### Supplied records
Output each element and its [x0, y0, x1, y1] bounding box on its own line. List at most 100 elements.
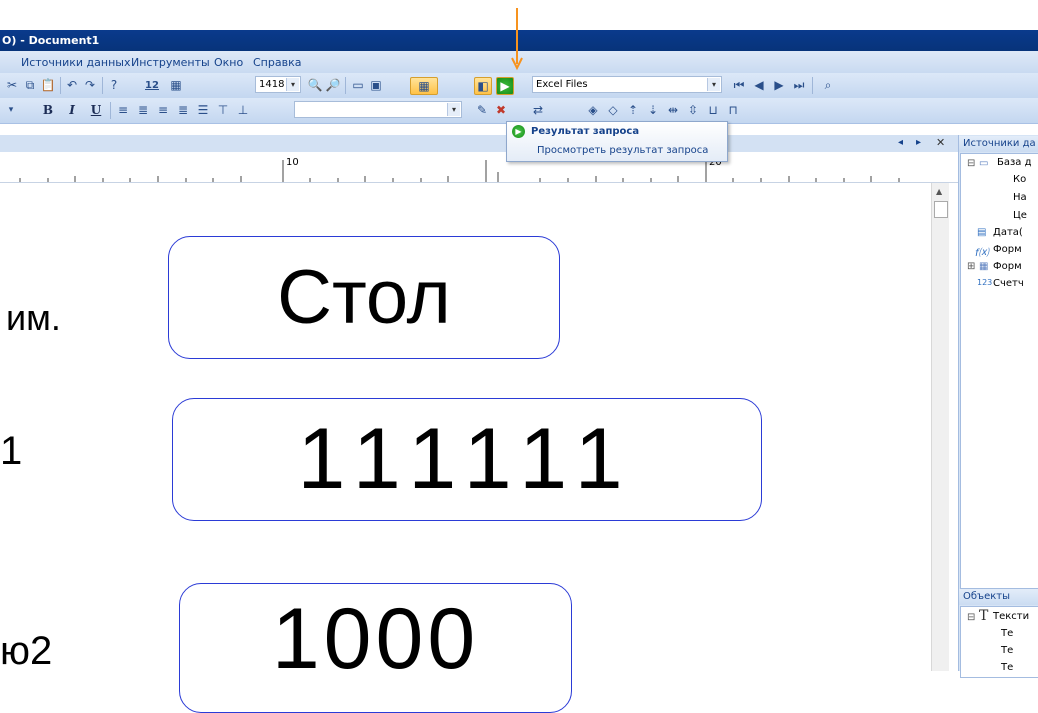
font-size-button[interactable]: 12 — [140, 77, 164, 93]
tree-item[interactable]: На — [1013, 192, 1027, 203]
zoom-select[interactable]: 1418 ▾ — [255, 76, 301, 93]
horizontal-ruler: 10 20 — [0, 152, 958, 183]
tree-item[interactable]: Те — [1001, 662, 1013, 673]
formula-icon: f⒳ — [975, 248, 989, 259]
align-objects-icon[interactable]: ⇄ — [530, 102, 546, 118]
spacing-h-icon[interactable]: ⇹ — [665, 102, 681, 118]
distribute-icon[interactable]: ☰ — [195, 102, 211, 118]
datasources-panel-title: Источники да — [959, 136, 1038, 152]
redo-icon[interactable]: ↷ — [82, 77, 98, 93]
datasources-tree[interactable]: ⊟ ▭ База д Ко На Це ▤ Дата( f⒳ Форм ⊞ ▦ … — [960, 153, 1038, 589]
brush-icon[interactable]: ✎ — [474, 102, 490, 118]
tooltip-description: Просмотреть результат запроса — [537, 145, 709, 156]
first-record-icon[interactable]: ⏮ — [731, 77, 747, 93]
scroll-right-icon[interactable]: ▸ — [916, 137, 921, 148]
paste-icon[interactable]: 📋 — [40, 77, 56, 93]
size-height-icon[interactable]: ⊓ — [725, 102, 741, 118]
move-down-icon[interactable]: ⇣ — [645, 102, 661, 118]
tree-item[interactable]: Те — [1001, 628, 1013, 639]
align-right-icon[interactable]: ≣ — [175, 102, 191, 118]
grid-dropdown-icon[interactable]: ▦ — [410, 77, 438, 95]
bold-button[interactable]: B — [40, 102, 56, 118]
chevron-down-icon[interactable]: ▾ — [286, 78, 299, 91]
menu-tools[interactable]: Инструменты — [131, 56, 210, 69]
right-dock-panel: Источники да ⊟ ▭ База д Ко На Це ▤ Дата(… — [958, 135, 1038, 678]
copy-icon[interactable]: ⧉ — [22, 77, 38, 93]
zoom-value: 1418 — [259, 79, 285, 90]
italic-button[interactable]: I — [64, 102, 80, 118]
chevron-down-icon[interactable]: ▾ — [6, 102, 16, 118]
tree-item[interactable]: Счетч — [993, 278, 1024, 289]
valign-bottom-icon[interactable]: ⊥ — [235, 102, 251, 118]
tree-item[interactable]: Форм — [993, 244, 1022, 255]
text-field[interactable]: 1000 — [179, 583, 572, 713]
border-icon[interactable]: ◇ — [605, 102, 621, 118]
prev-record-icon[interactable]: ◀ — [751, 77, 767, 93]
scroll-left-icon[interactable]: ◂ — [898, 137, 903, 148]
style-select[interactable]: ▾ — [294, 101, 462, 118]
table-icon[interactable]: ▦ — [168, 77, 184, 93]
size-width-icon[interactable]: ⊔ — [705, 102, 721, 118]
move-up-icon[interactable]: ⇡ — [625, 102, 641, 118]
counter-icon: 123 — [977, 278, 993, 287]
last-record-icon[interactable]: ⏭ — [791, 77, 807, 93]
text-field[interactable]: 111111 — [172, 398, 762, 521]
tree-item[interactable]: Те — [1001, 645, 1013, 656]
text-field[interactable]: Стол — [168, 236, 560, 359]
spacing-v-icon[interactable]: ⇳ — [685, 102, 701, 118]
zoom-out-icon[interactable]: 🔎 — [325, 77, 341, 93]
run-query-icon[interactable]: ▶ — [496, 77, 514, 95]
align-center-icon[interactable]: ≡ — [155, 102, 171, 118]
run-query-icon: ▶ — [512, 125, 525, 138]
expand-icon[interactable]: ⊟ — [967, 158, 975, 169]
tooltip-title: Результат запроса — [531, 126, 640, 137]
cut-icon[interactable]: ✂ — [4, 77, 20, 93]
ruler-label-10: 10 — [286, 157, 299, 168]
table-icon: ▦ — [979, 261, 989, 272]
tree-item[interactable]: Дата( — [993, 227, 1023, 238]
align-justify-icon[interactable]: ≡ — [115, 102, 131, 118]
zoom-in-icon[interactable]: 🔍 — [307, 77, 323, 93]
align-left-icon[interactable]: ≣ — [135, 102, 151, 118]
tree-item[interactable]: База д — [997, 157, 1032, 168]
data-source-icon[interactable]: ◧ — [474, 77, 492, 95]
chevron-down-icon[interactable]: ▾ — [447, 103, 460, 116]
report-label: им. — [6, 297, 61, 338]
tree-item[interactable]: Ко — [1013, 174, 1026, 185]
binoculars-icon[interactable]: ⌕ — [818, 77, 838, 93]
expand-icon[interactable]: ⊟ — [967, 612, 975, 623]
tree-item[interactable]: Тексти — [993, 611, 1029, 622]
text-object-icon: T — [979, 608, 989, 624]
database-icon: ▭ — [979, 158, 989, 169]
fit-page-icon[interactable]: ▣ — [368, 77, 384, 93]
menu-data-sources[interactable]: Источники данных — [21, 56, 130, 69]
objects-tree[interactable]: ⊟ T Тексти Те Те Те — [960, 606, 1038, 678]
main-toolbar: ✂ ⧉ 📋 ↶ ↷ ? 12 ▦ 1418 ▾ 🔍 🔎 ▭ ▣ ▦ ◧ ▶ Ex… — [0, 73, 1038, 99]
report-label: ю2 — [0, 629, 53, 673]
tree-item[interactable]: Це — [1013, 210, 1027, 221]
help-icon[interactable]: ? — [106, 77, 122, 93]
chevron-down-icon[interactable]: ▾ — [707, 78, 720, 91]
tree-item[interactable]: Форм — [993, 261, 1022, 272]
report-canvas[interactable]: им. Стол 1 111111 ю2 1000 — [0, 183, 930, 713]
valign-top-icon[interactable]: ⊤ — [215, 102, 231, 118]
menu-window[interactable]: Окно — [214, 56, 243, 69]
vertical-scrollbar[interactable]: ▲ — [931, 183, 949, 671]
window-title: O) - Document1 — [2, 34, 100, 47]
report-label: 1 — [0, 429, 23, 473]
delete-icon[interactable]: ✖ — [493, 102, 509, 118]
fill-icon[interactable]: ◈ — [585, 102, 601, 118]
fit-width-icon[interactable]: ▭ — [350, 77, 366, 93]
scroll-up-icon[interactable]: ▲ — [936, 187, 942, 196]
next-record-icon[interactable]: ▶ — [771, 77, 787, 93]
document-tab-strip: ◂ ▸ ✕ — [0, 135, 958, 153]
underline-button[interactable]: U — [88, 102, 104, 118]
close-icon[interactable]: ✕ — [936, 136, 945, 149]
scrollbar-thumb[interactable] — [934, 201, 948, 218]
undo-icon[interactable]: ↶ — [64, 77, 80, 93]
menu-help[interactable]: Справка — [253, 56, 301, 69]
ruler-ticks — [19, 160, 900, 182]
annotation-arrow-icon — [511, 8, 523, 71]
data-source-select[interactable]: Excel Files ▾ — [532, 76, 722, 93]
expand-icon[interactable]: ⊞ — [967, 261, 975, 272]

==

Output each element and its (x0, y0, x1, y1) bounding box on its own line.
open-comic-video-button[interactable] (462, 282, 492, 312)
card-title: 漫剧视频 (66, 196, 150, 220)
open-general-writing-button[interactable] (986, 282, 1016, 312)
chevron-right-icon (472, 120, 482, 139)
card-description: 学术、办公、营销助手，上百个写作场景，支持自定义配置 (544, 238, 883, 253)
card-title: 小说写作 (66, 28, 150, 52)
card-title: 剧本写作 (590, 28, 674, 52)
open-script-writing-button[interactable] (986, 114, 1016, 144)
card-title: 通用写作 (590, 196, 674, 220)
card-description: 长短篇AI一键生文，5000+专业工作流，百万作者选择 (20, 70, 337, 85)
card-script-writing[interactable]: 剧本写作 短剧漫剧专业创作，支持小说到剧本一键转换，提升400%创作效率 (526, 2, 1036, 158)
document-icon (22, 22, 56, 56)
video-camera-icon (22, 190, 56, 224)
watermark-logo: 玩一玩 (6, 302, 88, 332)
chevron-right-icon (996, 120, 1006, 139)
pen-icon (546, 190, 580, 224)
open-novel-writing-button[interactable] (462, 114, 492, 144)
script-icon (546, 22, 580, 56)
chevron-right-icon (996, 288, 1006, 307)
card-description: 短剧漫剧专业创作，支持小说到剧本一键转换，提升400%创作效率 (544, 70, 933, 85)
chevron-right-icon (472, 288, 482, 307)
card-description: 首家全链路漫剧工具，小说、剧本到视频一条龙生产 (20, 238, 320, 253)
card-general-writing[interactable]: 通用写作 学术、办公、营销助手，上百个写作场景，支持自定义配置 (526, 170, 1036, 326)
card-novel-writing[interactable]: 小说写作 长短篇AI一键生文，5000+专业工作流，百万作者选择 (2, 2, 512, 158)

### Requirements
Copy the data above word for word, beginning at the line that contains "font-size-button[interactable]: 12 —" and stopping after the line that contains "first-record-icon[interactable]: ⏮ —".

### Exercise output
font-size-button[interactable]: 12 — [140, 77, 164, 93]
tree-item[interactable]: На — [1013, 192, 1027, 203]
zoom-select[interactable]: 1418 ▾ — [255, 76, 301, 93]
horizontal-ruler: 10 20 — [0, 152, 958, 183]
tree-item[interactable]: Те — [1001, 662, 1013, 673]
formula-icon: f⒳ — [975, 248, 989, 259]
align-objects-icon[interactable]: ⇄ — [530, 102, 546, 118]
spacing-h-icon[interactable]: ⇹ — [665, 102, 681, 118]
distribute-icon[interactable]: ☰ — [195, 102, 211, 118]
datasources-panel-title: Источники да — [959, 136, 1038, 152]
redo-icon[interactable]: ↷ — [82, 77, 98, 93]
datasources-tree[interactable]: ⊟ ▭ База д Ко На Це ▤ Дата( f⒳ Форм ⊞ ▦ … — [960, 153, 1038, 589]
brush-icon[interactable]: ✎ — [474, 102, 490, 118]
tooltip-description: Просмотреть результат запроса — [537, 145, 709, 156]
first-record-icon[interactable]: ⏮ — [731, 77, 747, 93]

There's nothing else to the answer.